▸ **Required work**:
Extract every entry word for word.

---- Given records

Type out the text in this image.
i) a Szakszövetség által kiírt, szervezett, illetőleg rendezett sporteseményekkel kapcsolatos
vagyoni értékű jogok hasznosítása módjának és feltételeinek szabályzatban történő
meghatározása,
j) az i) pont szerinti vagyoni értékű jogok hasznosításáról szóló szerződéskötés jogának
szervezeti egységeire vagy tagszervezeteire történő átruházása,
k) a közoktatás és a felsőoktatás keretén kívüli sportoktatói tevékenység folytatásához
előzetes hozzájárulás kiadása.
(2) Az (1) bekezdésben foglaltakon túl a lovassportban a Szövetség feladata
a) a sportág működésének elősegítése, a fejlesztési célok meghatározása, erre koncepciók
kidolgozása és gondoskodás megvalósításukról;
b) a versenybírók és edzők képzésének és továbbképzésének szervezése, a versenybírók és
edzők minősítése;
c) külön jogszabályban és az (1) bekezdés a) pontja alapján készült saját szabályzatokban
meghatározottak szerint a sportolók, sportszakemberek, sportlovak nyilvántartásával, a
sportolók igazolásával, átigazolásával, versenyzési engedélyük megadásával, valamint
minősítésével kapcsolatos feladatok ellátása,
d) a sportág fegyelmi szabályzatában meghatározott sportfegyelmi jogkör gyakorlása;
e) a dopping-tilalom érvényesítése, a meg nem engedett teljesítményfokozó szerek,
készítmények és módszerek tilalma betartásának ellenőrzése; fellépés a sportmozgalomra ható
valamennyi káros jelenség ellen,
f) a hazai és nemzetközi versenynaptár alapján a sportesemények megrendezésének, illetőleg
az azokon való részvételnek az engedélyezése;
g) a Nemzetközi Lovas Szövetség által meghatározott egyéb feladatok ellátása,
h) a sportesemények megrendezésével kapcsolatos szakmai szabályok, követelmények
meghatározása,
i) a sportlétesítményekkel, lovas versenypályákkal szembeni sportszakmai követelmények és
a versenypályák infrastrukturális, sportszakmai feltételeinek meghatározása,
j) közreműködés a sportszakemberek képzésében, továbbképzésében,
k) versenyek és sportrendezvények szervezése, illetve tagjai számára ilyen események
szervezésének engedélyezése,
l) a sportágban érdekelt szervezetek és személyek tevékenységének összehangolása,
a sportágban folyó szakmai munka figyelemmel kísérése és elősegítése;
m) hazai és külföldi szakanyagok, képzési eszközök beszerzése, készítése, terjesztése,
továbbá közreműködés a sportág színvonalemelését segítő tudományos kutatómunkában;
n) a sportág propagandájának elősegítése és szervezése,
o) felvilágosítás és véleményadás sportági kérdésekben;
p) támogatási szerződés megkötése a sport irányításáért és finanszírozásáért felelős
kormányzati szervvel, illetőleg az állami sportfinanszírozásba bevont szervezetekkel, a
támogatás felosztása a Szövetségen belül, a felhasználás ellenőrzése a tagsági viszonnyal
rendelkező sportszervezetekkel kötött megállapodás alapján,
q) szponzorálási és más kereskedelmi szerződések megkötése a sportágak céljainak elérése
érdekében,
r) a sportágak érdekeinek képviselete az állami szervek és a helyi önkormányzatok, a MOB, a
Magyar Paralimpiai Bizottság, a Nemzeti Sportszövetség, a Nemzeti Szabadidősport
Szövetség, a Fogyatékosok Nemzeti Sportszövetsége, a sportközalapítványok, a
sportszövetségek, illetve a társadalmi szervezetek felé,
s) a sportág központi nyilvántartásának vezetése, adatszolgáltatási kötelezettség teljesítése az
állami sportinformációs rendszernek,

--------

▸ **Expected answer**:
Type out the text in this image.
i) a Szakszövetség által kiírt, szervezett, illetőleg rendezett sporteseményekkel kapcsolatos
vagyoni értékű jogok hasznosítása módjának és feltételeinek szabályzatban történő
meghatározása,
j) az i) pont szerinti vagyoni értékű jogok hasznosításáról szóló szerződéskötés jogának
szervezeti egységeire vagy tagszervezeteire történő átruházása,
k) a közoktatás és a felsőoktatás keretén kívüli sportoktatói tevékenység folytatásához
előzetes hozzájárulás kiadása.
(2) Az (1) bekezdésben foglaltakon túl a lovassportban a Szövetség feladata
a) a sportág működésének elősegítése, a fejlesztési célok meghatározása, erre koncepciók
kidolgozása és gondoskodás megvalósításukról;
b) a versenybírók és edzők képzésének és továbbképzésének szervezése, a versenybírók és
edzők minősítése;
c) külön jogszabályban és az (1) bekezdés a) pontja alapján készült saját szabályzatokban
meghatározottak szerint a sportolók, sportszakemberek, sportlovak nyilvántartásával, a
sportolók igazolásával, átigazolásával, versenyzési engedélyük megadásával, valamint
minősítésével kapcsolatos feladatok ellátása,
d) a sportág fegyelmi szabályzatában meghatározott sportfegyelmi jogkör gyakorlása;
e) a dopping-tilalom érvényesítése, a meg nem engedett teljesítményfokozó szerek,
készítmények és módszerek tilalma betartásának ellenőrzése; fellépés a sportmozgalomra ható
valamennyi káros jelenség ellen,
f) a hazai és nemzetközi versenynaptár alapján a sportesemények megrendezésének, illetőleg
az azokon való részvételnek az engedélyezése;
g) a Nemzetközi Lovas Szövetség által meghatározott egyéb feladatok ellátása,
h) a sportesemények megrendezésével kapcsolatos szakmai szabályok, követelmények
meghatározása,
i) a sportlétesítményekkel, lovas versenypályákkal szembeni sportszakmai követelmények és
a versenypályák infrastrukturális, sportszakmai feltételeinek meghatározása,
j) közreműködés a sportszakemberek képzésében, továbbképzésében,
k) versenyek és sportrendezvények szervezése, illetve tagjai számára ilyen események
szervezésének engedélyezése,
l) a sportágban érdekelt szervezetek és személyek tevékenységének összehangolása,
a sportágban folyó szakmai munka figyelemmel kísérése és elősegítése;
m) hazai és külföldi szakanyagok, képzési eszközök beszerzése, készítése, terjesztése,
továbbá közreműködés a sportág színvonalemelését segítő tudományos kutatómunkában;
n) a sportág propagandájának elősegítése és szervezése,
o) felvilágosítás és véleményadás sportági kérdésekben;
p) támogatási szerződés megkötése a sport irányításáért és finanszírozásáért felelős
kormányzati szervvel, illetőleg az állami sportfinanszírozásba bevont szervezetekkel, a
támogatás felosztása a Szövetségen belül, a felhasználás ellenőrzése a tagsági viszonnyal
rendelkező sportszervezetekkel kötött megállapodás alapján,
q) szponzorálási és más kereskedelmi szerződések megkötése a sportágak céljainak elérése
érdekében,
r) a sportágak érdekeinek képviselete az állami szervek és a helyi önkormányzatok, a MOB, a
Magyar Paralimpiai Bizottság, a Nemzeti Sportszövetség, a Nemzeti Szabadidősport
Szövetség, a Fogyatékosok Nemzeti Sportszövetsége, a sportközalapítványok, a
sportszövetségek, illetve a társadalmi szervezetek felé,
s) a sportág központi nyilvántartásának vezetése, adatszolgáltatási kötelezettség teljesítése az
állami sportinformációs rendszernek,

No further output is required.